EXTRACTED DATA:
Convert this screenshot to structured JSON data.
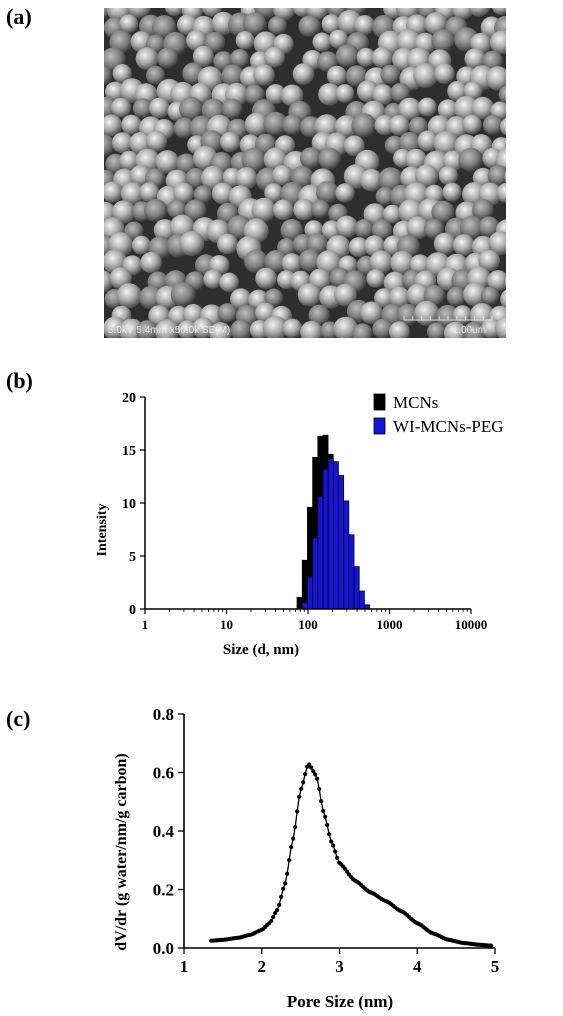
{
  "panels": {
    "a": "(a)",
    "b": "(b)",
    "c": "(c)"
  },
  "sem": {
    "info": "5.0kV 5.4mm x50.0k SE(M)",
    "scale_bar": "1.00um"
  },
  "colors": {
    "mcns": "#000000",
    "wi_mcns_peg": "#1515d8"
  },
  "chart_data": [
    {
      "type": "bar",
      "xscale": "log",
      "xlabel": "Size (d, nm)",
      "ylabel": "Intensity",
      "xticks": [
        "1",
        "10",
        "100",
        "1000",
        "10000"
      ],
      "yticks": [
        "0",
        "5",
        "10",
        "15",
        "20"
      ],
      "xlim": [
        1,
        10000
      ],
      "ylim": [
        0,
        20
      ],
      "legend_position": "top-right",
      "series": [
        {
          "name": "MCNs",
          "x": [
            78.8,
            91.3,
            105.7,
            122.4,
            141.8,
            164.2,
            190.1,
            220.2,
            255.0,
            295.3,
            342.0,
            396.1
          ],
          "values": [
            1.1,
            4.6,
            9.6,
            14.3,
            16.3,
            16.4,
            14.6,
            11.7,
            8.3,
            4.6,
            1.6,
            0.2
          ]
        },
        {
          "name": "WI-MCNs-PEG",
          "x": [
            91.3,
            105.7,
            122.4,
            141.8,
            164.2,
            190.1,
            220.2,
            255.0,
            295.3,
            342.0,
            396.1,
            458.7,
            531.2
          ],
          "values": [
            0.6,
            3.0,
            6.7,
            10.6,
            13.2,
            14.2,
            13.9,
            12.6,
            10.2,
            7.0,
            4.0,
            1.7,
            0.4
          ]
        }
      ]
    },
    {
      "type": "scatter",
      "xlabel": "Pore Size (nm)",
      "ylabel": "dV/dr (g water/nm/g carbon)",
      "xticks": [
        "1",
        "2",
        "3",
        "4",
        "5"
      ],
      "yticks": [
        "0.0",
        "0.2",
        "0.4",
        "0.6",
        "0.8"
      ],
      "xlim": [
        1,
        5
      ],
      "ylim": [
        0,
        0.8
      ],
      "curve_points": [
        [
          1.35,
          0.025
        ],
        [
          1.5,
          0.028
        ],
        [
          1.7,
          0.035
        ],
        [
          1.85,
          0.045
        ],
        [
          2.0,
          0.062
        ],
        [
          2.1,
          0.085
        ],
        [
          2.2,
          0.13
        ],
        [
          2.3,
          0.22
        ],
        [
          2.4,
          0.37
        ],
        [
          2.5,
          0.54
        ],
        [
          2.6,
          0.63
        ],
        [
          2.7,
          0.59
        ],
        [
          2.8,
          0.46
        ],
        [
          2.9,
          0.36
        ],
        [
          3.0,
          0.29
        ],
        [
          3.2,
          0.23
        ],
        [
          3.4,
          0.19
        ],
        [
          3.6,
          0.16
        ],
        [
          3.8,
          0.125
        ],
        [
          4.0,
          0.085
        ],
        [
          4.2,
          0.05
        ],
        [
          4.4,
          0.028
        ],
        [
          4.6,
          0.017
        ],
        [
          4.8,
          0.011
        ],
        [
          4.95,
          0.008
        ]
      ]
    }
  ]
}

REQUIREMENT: Transcribe the whole listing exactly. Pictures stay out of your copy.

FULL SOLUTION:
Convert this screenshot to structured JSON data.
{
  "panels": {
    "a": "(a)",
    "b": "(b)",
    "c": "(c)"
  },
  "sem": {
    "info": "5.0kV 5.4mm x50.0k SE(M)",
    "scale_bar": "1.00um"
  },
  "colors": {
    "mcns": "#000000",
    "wi_mcns_peg": "#1515d8"
  },
  "chart_data": [
    {
      "type": "bar",
      "xscale": "log",
      "xlabel": "Size (d, nm)",
      "ylabel": "Intensity",
      "xticks": [
        "1",
        "10",
        "100",
        "1000",
        "10000"
      ],
      "yticks": [
        "0",
        "5",
        "10",
        "15",
        "20"
      ],
      "xlim": [
        1,
        10000
      ],
      "ylim": [
        0,
        20
      ],
      "legend_position": "top-right",
      "series": [
        {
          "name": "MCNs",
          "x": [
            78.8,
            91.3,
            105.7,
            122.4,
            141.8,
            164.2,
            190.1,
            220.2,
            255.0,
            295.3,
            342.0,
            396.1
          ],
          "values": [
            1.1,
            4.6,
            9.6,
            14.3,
            16.3,
            16.4,
            14.6,
            11.7,
            8.3,
            4.6,
            1.6,
            0.2
          ]
        },
        {
          "name": "WI-MCNs-PEG",
          "x": [
            91.3,
            105.7,
            122.4,
            141.8,
            164.2,
            190.1,
            220.2,
            255.0,
            295.3,
            342.0,
            396.1,
            458.7,
            531.2
          ],
          "values": [
            0.6,
            3.0,
            6.7,
            10.6,
            13.2,
            14.2,
            13.9,
            12.6,
            10.2,
            7.0,
            4.0,
            1.7,
            0.4
          ]
        }
      ]
    },
    {
      "type": "scatter",
      "xlabel": "Pore Size (nm)",
      "ylabel": "dV/dr (g water/nm/g carbon)",
      "xticks": [
        "1",
        "2",
        "3",
        "4",
        "5"
      ],
      "yticks": [
        "0.0",
        "0.2",
        "0.4",
        "0.6",
        "0.8"
      ],
      "xlim": [
        1,
        5
      ],
      "ylim": [
        0,
        0.8
      ],
      "curve_points": [
        [
          1.35,
          0.025
        ],
        [
          1.5,
          0.028
        ],
        [
          1.7,
          0.035
        ],
        [
          1.85,
          0.045
        ],
        [
          2.0,
          0.062
        ],
        [
          2.1,
          0.085
        ],
        [
          2.2,
          0.13
        ],
        [
          2.3,
          0.22
        ],
        [
          2.4,
          0.37
        ],
        [
          2.5,
          0.54
        ],
        [
          2.6,
          0.63
        ],
        [
          2.7,
          0.59
        ],
        [
          2.8,
          0.46
        ],
        [
          2.9,
          0.36
        ],
        [
          3.0,
          0.29
        ],
        [
          3.2,
          0.23
        ],
        [
          3.4,
          0.19
        ],
        [
          3.6,
          0.16
        ],
        [
          3.8,
          0.125
        ],
        [
          4.0,
          0.085
        ],
        [
          4.2,
          0.05
        ],
        [
          4.4,
          0.028
        ],
        [
          4.6,
          0.017
        ],
        [
          4.8,
          0.011
        ],
        [
          4.95,
          0.008
        ]
      ]
    }
  ]
}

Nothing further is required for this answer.